• [Excerpted data]:
:::

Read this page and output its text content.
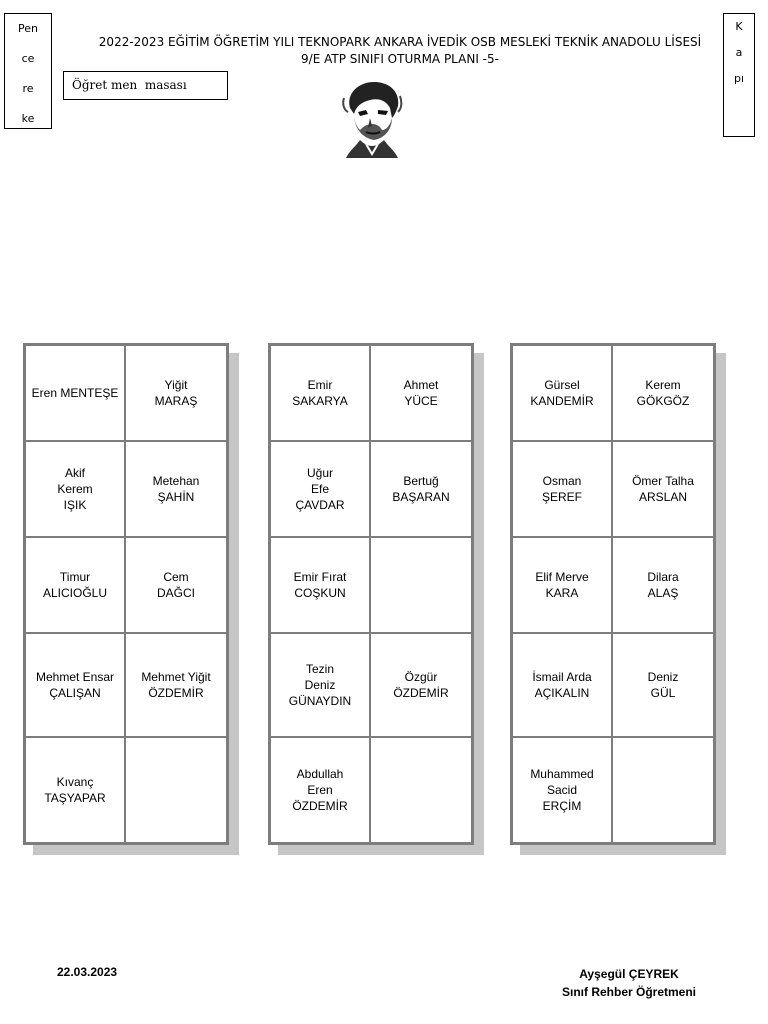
Pen
ce
re
ke
K
a
pı
2022-2023 EĞİTİM ÖĞRETİM YILI TEKNOPARK ANKARA İVEDİK OSB MESLEKİ TEKNİK ANADOLU LİSESİ
9/E ATP SINIFI OTURMA PLANI -5-
Öğret men  masası
Eren MENTEŞE
Yiğit
MARAŞ
Akif
Kerem
IŞIK
Metehan
ŞAHİN
Timur
ALICIOĞLU
Cem
DAĞCI
Mehmet Ensar
ÇALIŞAN
Mehmet Yiğit
ÖZDEMİR
Kıvanç
TAŞYAPAR
Emir
SAKARYA
Ahmet
YÜCE
Uğur
Efe
ÇAVDAR
Bertuğ
BAŞARAN
Emir Fırat
COŞKUN
Tezin
Deniz
GÜNAYDIN
Özgür
ÖZDEMİR
Abdullah
Eren
ÖZDEMİR
Gürsel
KANDEMİR
Kerem
GÖKGÖZ
Osman
ŞEREF
Ömer Talha
ARSLAN
Elif Merve
KARA
Dilara
ALAŞ
İsmail Arda
AÇIKALIN
Deniz
GÜL
Muhammed
Sacid
ERÇİM
22.03.2023	Ayşegül ÇEYREK
Sınıf Rehber Öğretmeni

:::

• [Task to complete]: Reproduce every entry word for word, but skip any pictures.

• [The reply]:
Read this page and output its text content.
Pen
ce
re
ke
K
a
pı
2022-2023 EĞİTİM ÖĞRETİM YILI TEKNOPARK ANKARA İVEDİK OSB MESLEKİ TEKNİK ANADOLU LİSESİ
9/E ATP SINIFI OTURMA PLANI -5-
Öğret men  masası
Eren MENTEŞE
Yiğit
MARAŞ
Akif
Kerem
IŞIK
Metehan
ŞAHİN
Timur
ALICIOĞLU
Cem
DAĞCI
Mehmet Ensar
ÇALIŞAN
Mehmet Yiğit
ÖZDEMİR
Kıvanç
TAŞYAPAR
Emir
SAKARYA
Ahmet
YÜCE
Uğur
Efe
ÇAVDAR
Bertuğ
BAŞARAN
Emir Fırat
COŞKUN
Tezin
Deniz
GÜNAYDIN
Özgür
ÖZDEMİR
Abdullah
Eren
ÖZDEMİR
Gürsel
KANDEMİR
Kerem
GÖKGÖZ
Osman
ŞEREF
Ömer Talha
ARSLAN
Elif Merve
KARA
Dilara
ALAŞ
İsmail Arda
AÇIKALIN
Deniz
GÜL
Muhammed
Sacid
ERÇİM
22.03.2023	Ayşegül ÇEYREK
Sınıf Rehber Öğretmeni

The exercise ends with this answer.